**Records provided:**

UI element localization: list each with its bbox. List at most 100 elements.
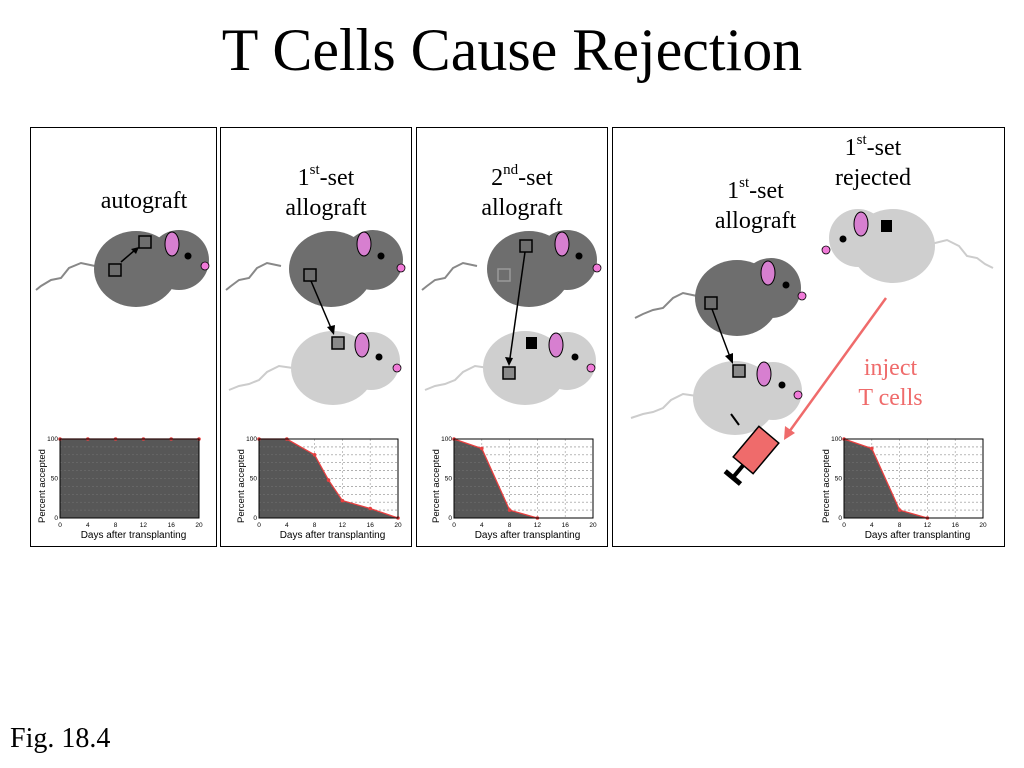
second-set-illustration xyxy=(421,230,602,405)
label-first-set: 1st-set allograft xyxy=(285,162,367,222)
label-allograft: 1st-set allograft xyxy=(714,175,797,235)
y-tick-label: 100 xyxy=(831,436,842,443)
x-tick-label: 4 xyxy=(870,522,874,529)
inject-arrow xyxy=(787,297,888,433)
rejected-graft-square xyxy=(881,220,892,232)
recipient-mouse xyxy=(424,331,596,405)
donor-skin-square xyxy=(138,235,152,249)
x-axis-label: Days after transplanting xyxy=(474,530,581,541)
syringe-icon xyxy=(723,413,780,486)
panel-transfer: 1st-set allograft 1st-set rejected injec… xyxy=(612,127,1005,547)
survival-chart: 0 4 8 12 16 20 0 50 100 xyxy=(47,436,203,529)
survival-area xyxy=(259,439,398,518)
x-tick-label: 0 xyxy=(452,522,456,529)
survival-line xyxy=(843,438,928,519)
y-axis-label: Percent accepted xyxy=(431,449,442,523)
plot-frame xyxy=(843,438,984,519)
slide-title: T Cells Cause Rejection xyxy=(221,17,803,83)
x-tick-label: 20 xyxy=(589,522,597,529)
recipient-mouse xyxy=(630,361,803,435)
x-tick-label: 0 xyxy=(58,522,62,529)
chart-autograft: 0 4 8 12 16 20 0 50 100 Percent accepted Days af… xyxy=(36,433,216,545)
x-tick-label: 4 xyxy=(285,522,289,529)
donor-mouse xyxy=(421,230,602,307)
graft-arrow xyxy=(509,251,526,359)
x-axis-label: Days after transplanting xyxy=(80,530,187,541)
x-tick-label: 0 xyxy=(257,522,261,529)
label-second-set: 2nd-set allograft xyxy=(481,162,563,222)
graft-site-square xyxy=(108,263,122,277)
y-axis-label: Percent accepted xyxy=(821,449,832,523)
x-tick-label: 16 xyxy=(952,522,960,529)
dark-mouse xyxy=(35,230,210,307)
graft-arrow xyxy=(120,249,136,263)
y-tick-label: 50 xyxy=(445,476,453,483)
donor-mouse xyxy=(634,258,807,336)
plot-frame xyxy=(258,438,399,519)
x-tick-label: 20 xyxy=(195,522,203,529)
label-inject-t-cells: inject T cells xyxy=(858,355,923,411)
data-point xyxy=(340,498,345,503)
y-tick-label: 0 xyxy=(448,515,452,522)
data-point xyxy=(326,478,331,482)
plot-frame xyxy=(453,438,594,519)
plot-frame xyxy=(59,438,200,519)
x-tick-label: 20 xyxy=(979,522,987,529)
y-tick-label: 100 xyxy=(246,436,257,443)
x-tick-label: 12 xyxy=(534,522,542,529)
survival-chart: 0 4 8 12 16 20 0 50 100 xyxy=(441,436,597,529)
y-tick-label: 50 xyxy=(250,476,258,483)
x-tick-label: 12 xyxy=(924,522,932,529)
data-point xyxy=(312,453,317,457)
x-tick-label: 8 xyxy=(508,522,512,529)
data-point xyxy=(368,506,372,511)
x-tick-label: 8 xyxy=(313,522,317,529)
survival-area xyxy=(454,439,538,518)
y-tick-label: 0 xyxy=(253,515,257,522)
x-tick-label: 20 xyxy=(394,522,402,529)
x-tick-label: 4 xyxy=(480,522,484,529)
x-tick-label: 0 xyxy=(842,522,846,529)
survival-chart: 0 4 8 12 16 20 0 50 100 xyxy=(831,436,987,529)
x-tick-label: 16 xyxy=(562,522,570,529)
data-point xyxy=(507,508,512,512)
x-tick-label: 4 xyxy=(86,522,90,529)
chart-first-set: 0 4 8 12 16 20 0 50 100 Percent accepted Days af… xyxy=(235,433,415,545)
y-tick-label: 0 xyxy=(838,515,842,522)
y-axis-label: Percent accepted xyxy=(37,449,48,523)
rejected-mouse xyxy=(821,209,994,283)
x-tick-label: 12 xyxy=(140,522,148,529)
x-axis-label: Days after transplanting xyxy=(279,530,386,541)
rejected-graft-square xyxy=(526,337,537,349)
y-tick-label: 50 xyxy=(835,476,843,483)
autograft-illustration xyxy=(35,230,210,307)
y-tick-label: 50 xyxy=(51,476,59,483)
recipient-mouse xyxy=(228,331,402,405)
x-tick-label: 16 xyxy=(367,522,375,529)
survival-area xyxy=(844,439,928,518)
data-point xyxy=(897,508,902,512)
y-tick-label: 100 xyxy=(441,436,452,443)
label-autograft: autograft xyxy=(100,188,188,214)
label-rejected: 1st-set rejected xyxy=(835,132,911,192)
x-tick-label: 12 xyxy=(339,522,347,529)
y-tick-label: 0 xyxy=(54,515,58,522)
figure-caption: Fig. 18.4 xyxy=(10,723,111,754)
survival-chart: 0 4 8 12 16 20 0 50 100 xyxy=(246,436,402,529)
first-set-illustration xyxy=(225,230,406,405)
y-tick-label: 100 xyxy=(47,436,58,443)
donor-mouse xyxy=(225,230,406,307)
graft-arrow xyxy=(711,308,731,358)
data-point xyxy=(480,446,484,451)
x-tick-label: 8 xyxy=(898,522,902,529)
survival-line xyxy=(453,438,538,519)
x-tick-label: 16 xyxy=(168,522,176,529)
chart-second-set: 0 4 8 12 16 20 0 50 100 Percent accepted Days af… xyxy=(430,433,610,545)
old-graft-site xyxy=(497,268,511,282)
graft-arrow xyxy=(310,280,332,329)
data-point xyxy=(870,446,874,451)
y-axis-label: Percent accepted xyxy=(236,449,247,523)
transfer-illustration xyxy=(630,209,994,486)
x-axis-label: Days after transplanting xyxy=(864,530,971,541)
chart-transfer: 0 4 8 12 16 20 0 50 100 Percent accepted Days af… xyxy=(820,433,1000,545)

**Problem:**
Restate the entries above word for word, and keep the pictures out.

**Written response:**
UI element localization: list each with its bbox. List at most 100 elements.
second-set-illustration xyxy=(421,230,602,405)
label-first-set: 1st-set allograft xyxy=(285,162,367,222)
label-allograft: 1st-set allograft xyxy=(714,175,797,235)
y-tick-label: 100 xyxy=(831,436,842,443)
x-tick-label: 4 xyxy=(870,522,874,529)
inject-arrow xyxy=(787,297,888,433)
rejected-graft-square xyxy=(881,220,892,232)
recipient-mouse xyxy=(424,331,596,405)
donor-skin-square xyxy=(138,235,152,249)
x-axis-label: Days after transplanting xyxy=(474,530,581,541)
syringe-icon xyxy=(723,413,780,486)
panel-transfer: 1st-set allograft 1st-set rejected injec… xyxy=(612,127,1005,547)
survival-chart: 0 4 8 12 16 20 0 50 100 xyxy=(47,436,203,529)
survival-area xyxy=(259,439,398,518)
x-tick-label: 0 xyxy=(452,522,456,529)
survival-line xyxy=(843,438,928,519)
y-axis-label: Percent accepted xyxy=(431,449,442,523)
plot-frame xyxy=(843,438,984,519)
slide-title: T Cells Cause Rejection xyxy=(221,17,803,83)
x-tick-label: 20 xyxy=(589,522,597,529)
recipient-mouse xyxy=(630,361,803,435)
x-tick-label: 0 xyxy=(58,522,62,529)
chart-autograft: 0 4 8 12 16 20 0 50 100 Percent accepted Days af… xyxy=(36,433,216,545)
x-tick-label: 4 xyxy=(285,522,289,529)
donor-mouse xyxy=(421,230,602,307)
graft-arrow xyxy=(509,251,526,359)
x-axis-label: Days after transplanting xyxy=(80,530,187,541)
x-tick-label: 0 xyxy=(257,522,261,529)
label-second-set: 2nd-set allograft xyxy=(481,162,563,222)
graft-site-square xyxy=(108,263,122,277)
y-axis-label: Percent accepted xyxy=(821,449,832,523)
x-tick-label: 16 xyxy=(952,522,960,529)
dark-mouse xyxy=(35,230,210,307)
graft-arrow xyxy=(120,249,136,263)
y-tick-label: 50 xyxy=(445,476,453,483)
donor-mouse xyxy=(634,258,807,336)
plot-frame xyxy=(258,438,399,519)
x-tick-label: 20 xyxy=(195,522,203,529)
label-inject-t-cells: inject T cells xyxy=(858,355,923,411)
data-point xyxy=(340,498,345,503)
y-tick-label: 0 xyxy=(448,515,452,522)
data-point xyxy=(326,478,331,482)
plot-frame xyxy=(453,438,594,519)
plot-frame xyxy=(59,438,200,519)
x-tick-label: 20 xyxy=(979,522,987,529)
y-tick-label: 100 xyxy=(246,436,257,443)
x-tick-label: 12 xyxy=(534,522,542,529)
survival-chart: 0 4 8 12 16 20 0 50 100 xyxy=(441,436,597,529)
y-tick-label: 50 xyxy=(250,476,258,483)
x-tick-label: 12 xyxy=(924,522,932,529)
data-point xyxy=(312,453,317,457)
x-tick-label: 8 xyxy=(508,522,512,529)
data-point xyxy=(368,506,372,511)
x-tick-label: 8 xyxy=(313,522,317,529)
survival-area xyxy=(454,439,538,518)
y-tick-label: 0 xyxy=(253,515,257,522)
x-tick-label: 20 xyxy=(394,522,402,529)
x-tick-label: 4 xyxy=(480,522,484,529)
x-tick-label: 0 xyxy=(842,522,846,529)
survival-chart: 0 4 8 12 16 20 0 50 100 xyxy=(831,436,987,529)
x-tick-label: 16 xyxy=(562,522,570,529)
data-point xyxy=(507,508,512,512)
x-tick-label: 4 xyxy=(86,522,90,529)
chart-first-set: 0 4 8 12 16 20 0 50 100 Percent accepted Days af… xyxy=(235,433,415,545)
y-tick-label: 0 xyxy=(838,515,842,522)
y-axis-label: Percent accepted xyxy=(37,449,48,523)
rejected-mouse xyxy=(821,209,994,283)
x-tick-label: 12 xyxy=(140,522,148,529)
x-axis-label: Days after transplanting xyxy=(279,530,386,541)
rejected-graft-square xyxy=(526,337,537,349)
y-tick-label: 50 xyxy=(835,476,843,483)
autograft-illustration xyxy=(35,230,210,307)
y-tick-label: 50 xyxy=(51,476,59,483)
recipient-mouse xyxy=(228,331,402,405)
x-tick-label: 16 xyxy=(367,522,375,529)
survival-area xyxy=(844,439,928,518)
data-point xyxy=(897,508,902,512)
y-tick-label: 100 xyxy=(441,436,452,443)
label-autograft: autograft xyxy=(100,188,188,214)
label-rejected: 1st-set rejected xyxy=(835,132,911,192)
x-tick-label: 12 xyxy=(339,522,347,529)
y-tick-label: 0 xyxy=(54,515,58,522)
figure-caption: Fig. 18.4 xyxy=(10,723,111,754)
survival-chart: 0 4 8 12 16 20 0 50 100 xyxy=(246,436,402,529)
first-set-illustration xyxy=(225,230,406,405)
y-tick-label: 100 xyxy=(47,436,58,443)
donor-mouse xyxy=(225,230,406,307)
graft-arrow xyxy=(711,308,731,358)
data-point xyxy=(480,446,484,451)
x-tick-label: 8 xyxy=(898,522,902,529)
survival-line xyxy=(453,438,538,519)
x-tick-label: 16 xyxy=(168,522,176,529)
chart-second-set: 0 4 8 12 16 20 0 50 100 Percent accepted Days af… xyxy=(430,433,610,545)
old-graft-site xyxy=(497,268,511,282)
graft-arrow xyxy=(310,280,332,329)
data-point xyxy=(870,446,874,451)
y-axis-label: Percent accepted xyxy=(236,449,247,523)
transfer-illustration xyxy=(630,209,994,486)
x-axis-label: Days after transplanting xyxy=(864,530,971,541)
chart-transfer: 0 4 8 12 16 20 0 50 100 Percent accepted Days af… xyxy=(820,433,1000,545)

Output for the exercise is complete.